BEGIN SOURCE MATERIAL

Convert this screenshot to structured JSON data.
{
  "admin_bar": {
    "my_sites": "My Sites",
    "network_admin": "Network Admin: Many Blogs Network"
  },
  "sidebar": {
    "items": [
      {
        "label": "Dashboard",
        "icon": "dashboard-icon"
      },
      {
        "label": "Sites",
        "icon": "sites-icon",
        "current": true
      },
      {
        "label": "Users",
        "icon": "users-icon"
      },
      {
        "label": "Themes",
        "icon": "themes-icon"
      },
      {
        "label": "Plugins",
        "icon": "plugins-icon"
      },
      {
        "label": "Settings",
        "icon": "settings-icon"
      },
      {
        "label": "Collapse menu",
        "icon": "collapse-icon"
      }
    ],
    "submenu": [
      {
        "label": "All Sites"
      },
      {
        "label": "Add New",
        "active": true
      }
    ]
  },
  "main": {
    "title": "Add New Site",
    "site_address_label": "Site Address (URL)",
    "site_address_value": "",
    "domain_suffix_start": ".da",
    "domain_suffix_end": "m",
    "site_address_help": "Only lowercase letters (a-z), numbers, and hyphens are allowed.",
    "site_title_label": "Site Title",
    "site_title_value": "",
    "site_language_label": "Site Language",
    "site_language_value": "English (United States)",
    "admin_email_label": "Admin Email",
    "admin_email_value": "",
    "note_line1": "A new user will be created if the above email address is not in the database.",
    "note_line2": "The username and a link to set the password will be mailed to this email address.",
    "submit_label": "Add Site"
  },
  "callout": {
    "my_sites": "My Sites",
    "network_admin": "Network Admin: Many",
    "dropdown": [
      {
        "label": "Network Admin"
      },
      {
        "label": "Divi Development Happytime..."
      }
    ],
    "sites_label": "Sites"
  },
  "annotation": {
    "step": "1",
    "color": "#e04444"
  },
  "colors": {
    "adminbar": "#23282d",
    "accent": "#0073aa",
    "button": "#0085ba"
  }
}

END SOURCE MATERIAL

CHALLENGE:
Show all lines in the entries above where the string "Many" appears.

RESULT BELOW:
    "network_admin": "Network Admin: Many Blogs Network"
    "network_admin": "Network Admin: Many",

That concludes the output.